Given data »

—————

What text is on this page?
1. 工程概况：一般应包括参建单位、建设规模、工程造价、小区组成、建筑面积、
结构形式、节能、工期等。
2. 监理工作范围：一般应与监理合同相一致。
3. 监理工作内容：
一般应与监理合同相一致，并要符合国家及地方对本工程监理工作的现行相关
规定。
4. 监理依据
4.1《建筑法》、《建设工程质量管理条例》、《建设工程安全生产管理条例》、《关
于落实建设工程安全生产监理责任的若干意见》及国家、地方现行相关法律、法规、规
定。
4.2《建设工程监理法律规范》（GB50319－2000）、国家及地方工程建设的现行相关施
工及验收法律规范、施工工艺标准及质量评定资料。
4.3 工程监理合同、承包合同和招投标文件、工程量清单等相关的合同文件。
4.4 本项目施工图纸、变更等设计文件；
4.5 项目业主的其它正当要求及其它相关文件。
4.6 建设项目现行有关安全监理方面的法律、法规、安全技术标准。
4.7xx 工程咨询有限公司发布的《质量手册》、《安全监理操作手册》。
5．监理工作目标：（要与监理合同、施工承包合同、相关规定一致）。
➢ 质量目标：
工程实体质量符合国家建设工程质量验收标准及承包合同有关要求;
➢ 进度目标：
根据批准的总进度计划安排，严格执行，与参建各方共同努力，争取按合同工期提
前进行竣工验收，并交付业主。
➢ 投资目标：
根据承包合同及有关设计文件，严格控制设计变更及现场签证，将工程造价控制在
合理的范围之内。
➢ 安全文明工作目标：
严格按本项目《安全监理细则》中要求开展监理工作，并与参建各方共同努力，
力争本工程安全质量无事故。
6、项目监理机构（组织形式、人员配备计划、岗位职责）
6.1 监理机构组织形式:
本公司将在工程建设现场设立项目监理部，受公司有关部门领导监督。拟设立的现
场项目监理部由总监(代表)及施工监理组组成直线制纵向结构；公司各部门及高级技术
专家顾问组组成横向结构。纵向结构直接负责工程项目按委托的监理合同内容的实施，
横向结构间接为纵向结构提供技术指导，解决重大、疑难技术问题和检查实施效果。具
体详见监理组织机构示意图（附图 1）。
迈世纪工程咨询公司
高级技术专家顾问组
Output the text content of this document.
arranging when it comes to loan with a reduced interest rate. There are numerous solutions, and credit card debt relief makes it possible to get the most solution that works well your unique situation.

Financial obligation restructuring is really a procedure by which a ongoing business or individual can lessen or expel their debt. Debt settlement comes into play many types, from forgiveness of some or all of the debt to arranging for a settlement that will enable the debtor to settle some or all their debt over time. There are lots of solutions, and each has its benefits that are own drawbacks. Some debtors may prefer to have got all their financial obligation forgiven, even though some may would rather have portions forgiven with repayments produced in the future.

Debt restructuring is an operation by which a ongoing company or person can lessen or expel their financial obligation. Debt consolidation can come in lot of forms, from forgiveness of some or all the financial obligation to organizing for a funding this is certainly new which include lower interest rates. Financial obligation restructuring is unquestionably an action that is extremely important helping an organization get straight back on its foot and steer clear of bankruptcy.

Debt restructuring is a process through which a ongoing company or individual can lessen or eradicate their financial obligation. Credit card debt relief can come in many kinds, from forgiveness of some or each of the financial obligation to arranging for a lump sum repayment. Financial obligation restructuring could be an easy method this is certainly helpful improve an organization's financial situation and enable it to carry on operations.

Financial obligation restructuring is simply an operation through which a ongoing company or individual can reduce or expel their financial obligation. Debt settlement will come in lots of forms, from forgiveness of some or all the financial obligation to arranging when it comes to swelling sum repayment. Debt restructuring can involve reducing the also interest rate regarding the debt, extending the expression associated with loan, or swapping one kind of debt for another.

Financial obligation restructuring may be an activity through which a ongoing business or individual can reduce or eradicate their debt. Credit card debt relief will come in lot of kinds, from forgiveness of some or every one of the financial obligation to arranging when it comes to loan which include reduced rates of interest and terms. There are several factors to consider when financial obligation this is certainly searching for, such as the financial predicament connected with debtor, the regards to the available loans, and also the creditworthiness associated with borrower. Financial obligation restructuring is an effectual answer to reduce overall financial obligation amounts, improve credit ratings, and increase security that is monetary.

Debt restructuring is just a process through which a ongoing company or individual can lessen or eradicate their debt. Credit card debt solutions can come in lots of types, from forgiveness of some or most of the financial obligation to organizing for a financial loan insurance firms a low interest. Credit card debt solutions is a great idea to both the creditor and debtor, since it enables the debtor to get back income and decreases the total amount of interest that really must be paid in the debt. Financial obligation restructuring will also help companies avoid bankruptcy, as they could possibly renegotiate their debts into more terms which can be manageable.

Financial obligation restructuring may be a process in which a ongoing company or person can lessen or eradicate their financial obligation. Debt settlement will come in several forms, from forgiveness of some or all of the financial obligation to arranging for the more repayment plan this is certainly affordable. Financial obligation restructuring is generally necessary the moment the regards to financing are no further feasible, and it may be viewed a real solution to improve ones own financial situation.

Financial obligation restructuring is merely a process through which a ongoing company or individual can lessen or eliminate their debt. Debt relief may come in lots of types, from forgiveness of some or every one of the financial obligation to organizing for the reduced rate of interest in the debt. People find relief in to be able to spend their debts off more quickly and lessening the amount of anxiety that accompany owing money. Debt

—————

What to work on » Every record shown above must be echoed exactly.

Response for this exercise »
What text is on this page?
1. 工程概况：一般应包括参建单位、建设规模、工程造价、小区组成、建筑面积、
结构形式、节能、工期等。
2. 监理工作范围：一般应与监理合同相一致。
3. 监理工作内容：
一般应与监理合同相一致，并要符合国家及地方对本工程监理工作的现行相关
规定。
4. 监理依据
4.1《建筑法》、《建设工程质量管理条例》、《建设工程安全生产管理条例》、《关
于落实建设工程安全生产监理责任的若干意见》及国家、地方现行相关法律、法规、规
定。
4.2《建设工程监理法律规范》（GB50319－2000）、国家及地方工程建设的现行相关施
工及验收法律规范、施工工艺标准及质量评定资料。
4.3 工程监理合同、承包合同和招投标文件、工程量清单等相关的合同文件。
4.4 本项目施工图纸、变更等设计文件；
4.5 项目业主的其它正当要求及其它相关文件。
4.6 建设项目现行有关安全监理方面的法律、法规、安全技术标准。
4.7xx 工程咨询有限公司发布的《质量手册》、《安全监理操作手册》。
5．监理工作目标：（要与监理合同、施工承包合同、相关规定一致）。
➢ 质量目标：
工程实体质量符合国家建设工程质量验收标准及承包合同有关要求;
➢ 进度目标：
根据批准的总进度计划安排，严格执行，与参建各方共同努力，争取按合同工期提
前进行竣工验收，并交付业主。
➢ 投资目标：
根据承包合同及有关设计文件，严格控制设计变更及现场签证，将工程造价控制在
合理的范围之内。
➢ 安全文明工作目标：
严格按本项目《安全监理细则》中要求开展监理工作，并与参建各方共同努力，
力争本工程安全质量无事故。
6、项目监理机构（组织形式、人员配备计划、岗位职责）
6.1 监理机构组织形式:
本公司将在工程建设现场设立项目监理部，受公司有关部门领导监督。拟设立的现
场项目监理部由总监(代表)及施工监理组组成直线制纵向结构；公司各部门及高级技术
专家顾问组组成横向结构。纵向结构直接负责工程项目按委托的监理合同内容的实施，
横向结构间接为纵向结构提供技术指导，解决重大、疑难技术问题和检查实施效果。具
体详见监理组织机构示意图（附图 1）。
迈世纪工程咨询公司
高级技术专家顾问组
Output the text content of this document.
arranging when it comes to loan with a reduced interest rate. There are numerous solutions, and credit card debt relief makes it possible to get the most solution that works well your unique situation.

Financial obligation restructuring is really a procedure by which a ongoing business or individual can lessen or expel their debt. Debt settlement comes into play many types, from forgiveness of some or all of the debt to arranging for a settlement that will enable the debtor to settle some or all their debt over time. There are lots of solutions, and each has its benefits that are own drawbacks. Some debtors may prefer to have got all their financial obligation forgiven, even though some may would rather have portions forgiven with repayments produced in the future.

Debt restructuring is an operation by which a ongoing company or person can lessen or expel their financial obligation. Debt consolidation can come in lot of forms, from forgiveness of some or all the financial obligation to organizing for a funding this is certainly new which include lower interest rates. Financial obligation restructuring is unquestionably an action that is extremely important helping an organization get straight back on its foot and steer clear of bankruptcy.

Debt restructuring is a process through which a ongoing company or individual can lessen or eradicate their financial obligation. Credit card debt relief can come in many kinds, from forgiveness of some or each of the financial obligation to arranging for a lump sum repayment. Financial obligation restructuring could be an easy method this is certainly helpful improve an organization's financial situation and enable it to carry on operations.

Financial obligation restructuring is simply an operation through which a ongoing company or individual can reduce or expel their financial obligation. Debt settlement will come in lots of forms, from forgiveness of some or all the financial obligation to arranging when it comes to swelling sum repayment. Debt restructuring can involve reducing the also interest rate regarding the debt, extending the expression associated with loan, or swapping one kind of debt for another.

Financial obligation restructuring may be an activity through which a ongoing business or individual can reduce or eradicate their debt. Credit card debt relief will come in lot of kinds, from forgiveness of some or every one of the financial obligation to arranging when it comes to loan which include reduced rates of interest and terms. There are several factors to consider when financial obligation this is certainly searching for, such as the financial predicament connected with debtor, the regards to the available loans, and also the creditworthiness associated with borrower. Financial obligation restructuring is an effectual answer to reduce overall financial obligation amounts, improve credit ratings, and increase security that is monetary.

Debt restructuring is just a process through which a ongoing company or individual can lessen or eradicate their debt. Credit card debt solutions can come in lots of types, from forgiveness of some or most of the financial obligation to organizing for a financial loan insurance firms a low interest. Credit card debt solutions is a great idea to both the creditor and debtor, since it enables the debtor to get back income and decreases the total amount of interest that really must be paid in the debt. Financial obligation restructuring will also help companies avoid bankruptcy, as they could possibly renegotiate their debts into more terms which can be manageable.

Financial obligation restructuring may be a process in which a ongoing company or person can lessen or eradicate their financial obligation. Debt settlement will come in several forms, from forgiveness of some or all of the financial obligation to arranging for the more repayment plan this is certainly affordable. Financial obligation restructuring is generally necessary the moment the regards to financing are no further feasible, and it may be viewed a real solution to improve ones own financial situation.

Financial obligation restructuring is merely a process through which a ongoing company or individual can lessen or eliminate their debt. Debt relief may come in lots of types, from forgiveness of some or every one of the financial obligation to organizing for the reduced rate of interest in the debt. People find relief in to be able to spend their debts off more quickly and lessening the amount of anxiety that accompany owing money. Debt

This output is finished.